**Selected extract:**
==*==
It’s now September (where did the summer go?!) and this means that many of you might be going back to school… Or if you’re not in school, you may be coming out of the summer daze… I feel like I’m much less productive in the summer because I’m out socializing, travelling or doing other stuff like enjoying the sun and hot weather… but now that it’s September, I think it’s time to get my head back into reality!
Most of the time, we know what we need to do to save money, save time for the future, eat healthy, reach our fitness goals…. there really is very little mystery to it! And yet, because we are too lazy in the MOMENT, we don’t do things that will benefit our FUTURE SELVES…!
Meal prepping is such good practice for both your wallet and for your health/fitness. Also, for anyone that’s new to veganism and doesn’t know what to eat, meal prepping is a great way to have a bunch of awesome vegan meals/snacks prepared in advance so that you don’t have to always think about what you should be eating.
Here is one example of a full week meal prep that you could do easily in just a couple of hours or so (maybe even faster…). I’m using mostly affordable ingredients that you could find in most places around the world. I’m also not using “vegan substitutes” like fake meats, fake cheeses and things like that. Just simple, mostly whole foods plant-based. Oh and these are also quite full of protein.
Vegan Meal Prep for School or Work:
Protein Packed Smoothies (Raspberry or Peanut Butter)
==*==
**Records shown:**
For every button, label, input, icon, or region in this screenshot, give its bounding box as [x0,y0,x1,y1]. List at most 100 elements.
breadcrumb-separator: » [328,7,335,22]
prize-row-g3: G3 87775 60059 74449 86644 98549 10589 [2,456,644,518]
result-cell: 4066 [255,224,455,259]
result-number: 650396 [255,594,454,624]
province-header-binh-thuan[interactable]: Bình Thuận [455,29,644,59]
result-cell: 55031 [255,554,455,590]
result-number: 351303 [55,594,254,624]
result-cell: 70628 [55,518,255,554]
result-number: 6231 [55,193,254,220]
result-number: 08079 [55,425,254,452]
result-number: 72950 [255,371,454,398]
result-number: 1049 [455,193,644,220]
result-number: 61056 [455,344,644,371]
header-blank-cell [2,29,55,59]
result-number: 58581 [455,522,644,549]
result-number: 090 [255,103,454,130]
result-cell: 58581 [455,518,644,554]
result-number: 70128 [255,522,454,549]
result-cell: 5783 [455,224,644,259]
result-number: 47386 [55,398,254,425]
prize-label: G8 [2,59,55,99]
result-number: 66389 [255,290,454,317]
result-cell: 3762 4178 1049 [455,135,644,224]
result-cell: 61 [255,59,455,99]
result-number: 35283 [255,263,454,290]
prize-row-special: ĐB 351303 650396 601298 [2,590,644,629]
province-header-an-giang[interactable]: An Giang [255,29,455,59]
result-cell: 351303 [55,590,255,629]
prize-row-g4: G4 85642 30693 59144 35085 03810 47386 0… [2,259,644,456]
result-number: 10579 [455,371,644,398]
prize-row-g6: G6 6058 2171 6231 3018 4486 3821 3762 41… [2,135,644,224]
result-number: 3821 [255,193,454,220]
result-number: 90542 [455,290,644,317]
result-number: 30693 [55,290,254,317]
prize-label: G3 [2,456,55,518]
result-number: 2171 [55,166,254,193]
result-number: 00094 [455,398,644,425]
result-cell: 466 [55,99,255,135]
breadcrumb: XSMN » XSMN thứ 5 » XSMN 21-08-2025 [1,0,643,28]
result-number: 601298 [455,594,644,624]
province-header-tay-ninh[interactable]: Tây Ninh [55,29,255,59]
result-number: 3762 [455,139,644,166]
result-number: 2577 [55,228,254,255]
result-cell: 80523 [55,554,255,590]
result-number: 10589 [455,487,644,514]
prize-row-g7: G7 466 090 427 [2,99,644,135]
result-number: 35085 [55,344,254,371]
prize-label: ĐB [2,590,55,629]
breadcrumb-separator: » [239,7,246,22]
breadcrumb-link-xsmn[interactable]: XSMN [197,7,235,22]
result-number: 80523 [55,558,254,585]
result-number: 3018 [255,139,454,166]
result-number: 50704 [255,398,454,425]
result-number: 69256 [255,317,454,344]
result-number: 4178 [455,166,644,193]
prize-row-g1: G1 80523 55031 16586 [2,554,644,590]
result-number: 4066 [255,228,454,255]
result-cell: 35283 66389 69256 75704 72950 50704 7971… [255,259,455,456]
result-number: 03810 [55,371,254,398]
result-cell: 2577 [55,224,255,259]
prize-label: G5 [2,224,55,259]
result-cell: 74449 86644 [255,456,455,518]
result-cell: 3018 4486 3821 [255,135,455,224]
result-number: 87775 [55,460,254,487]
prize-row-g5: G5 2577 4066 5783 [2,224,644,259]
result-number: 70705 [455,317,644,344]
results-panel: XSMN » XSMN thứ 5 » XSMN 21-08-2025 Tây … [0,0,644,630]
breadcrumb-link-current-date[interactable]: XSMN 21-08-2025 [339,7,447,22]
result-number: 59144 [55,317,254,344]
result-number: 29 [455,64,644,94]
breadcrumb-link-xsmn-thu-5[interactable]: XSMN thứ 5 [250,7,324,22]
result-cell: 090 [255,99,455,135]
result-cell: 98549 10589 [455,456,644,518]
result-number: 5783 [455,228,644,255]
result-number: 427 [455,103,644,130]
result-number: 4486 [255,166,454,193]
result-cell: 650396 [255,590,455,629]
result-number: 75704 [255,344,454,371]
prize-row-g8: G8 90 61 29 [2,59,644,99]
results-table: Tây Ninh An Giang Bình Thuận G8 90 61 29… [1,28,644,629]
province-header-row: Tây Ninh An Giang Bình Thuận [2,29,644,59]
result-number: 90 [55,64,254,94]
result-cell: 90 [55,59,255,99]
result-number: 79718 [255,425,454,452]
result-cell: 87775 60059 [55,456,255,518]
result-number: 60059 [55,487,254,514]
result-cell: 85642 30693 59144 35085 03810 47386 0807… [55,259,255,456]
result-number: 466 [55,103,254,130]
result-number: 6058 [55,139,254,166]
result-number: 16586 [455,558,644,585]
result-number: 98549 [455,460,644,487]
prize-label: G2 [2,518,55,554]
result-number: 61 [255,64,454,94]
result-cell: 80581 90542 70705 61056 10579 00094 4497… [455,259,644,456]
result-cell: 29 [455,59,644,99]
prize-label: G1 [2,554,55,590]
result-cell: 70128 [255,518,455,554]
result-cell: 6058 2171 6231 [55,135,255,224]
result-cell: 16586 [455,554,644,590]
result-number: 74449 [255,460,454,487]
==*==
**What to produce:**
Pick up the post on vegan meal prep after its last line and carry it forward. The listing above comes from a different source than the text.

**Task output:**
Ingredients (per 1 serving):
- 1 ripe or frozen banana
- 1 tbsp ground flax seeds
- 1 tbsp hemp seeds
- 1 scoop vegan protein powder
- 1 cup fresh baby spinach
- Choose between:
- 1/2 – 1 cup raspberries OR/AND
- 2 scoops powdered peanut butter (PB2) or you can use regular peanut butter but don’t freeze that part
- Place all ingredients for one smoothie into a ziplock bag and seal.
- Store in freezer until ready to prepare/drink.
- When ready to drink, place all contents of the smoothie bag into a blender and add about 1 cup of non-dairy milk and/or water. If the mixture is too thick or the blender has a tough time blending, add more liquid.
- Enjoy this super quick and easy breakfast!
Creamy Red Curry Pasta with Chickpeas (around 5 servings)
- 3 cups chickpeas, cooked
- 375g dry whole wheat pasta
- 1 package soft tofu
- 1/2 cup – 1 cup unsweetened almond milk or any other non-dairy milk
- 2-3 tbsp vegan Thai red curry paste
- 2 tbsp coconut aminos or light soy sauce
- 1.5 tsp salt
- 2 tbsp garlic powder
- Cook pasta according to instructions.
- While pasta is cooking, place the tofu, milk, red curry paste, coconut aminos/soy sauce, salt and garlic powder into a blender or food processor. Blend until smooth.
- If the liquid/sauce is too thick, then add about a handful of chickpeas into the sauce and blend again to thicken.
- Once the pasta is done, drain.
- Add into a big mixing bowl along with chickpeas and sauce. Mix well.
- Distribute amongst your meal prep containers. Serve with a side salad or veggies for added nutrition!!
- This dish is freezable and can be eaten hot or cold (although I prefer hot).
Lentil and Tomato Curry (around 7-9 servings)
- 1 onion
- 4-5 cloves garlic
- 1 large can of diced tomatoes or crushed tomatoes (796ml)
- 2 cups red split lentils (dry)
- 1 cup cooked or canned brown/green lentils (optional – you can just use red split lentils; I just had lentils I had to use up!)
- Frozen mixed veggies or other veggies of choice (optional)
- 1+ cups water (Add as necessary as you go)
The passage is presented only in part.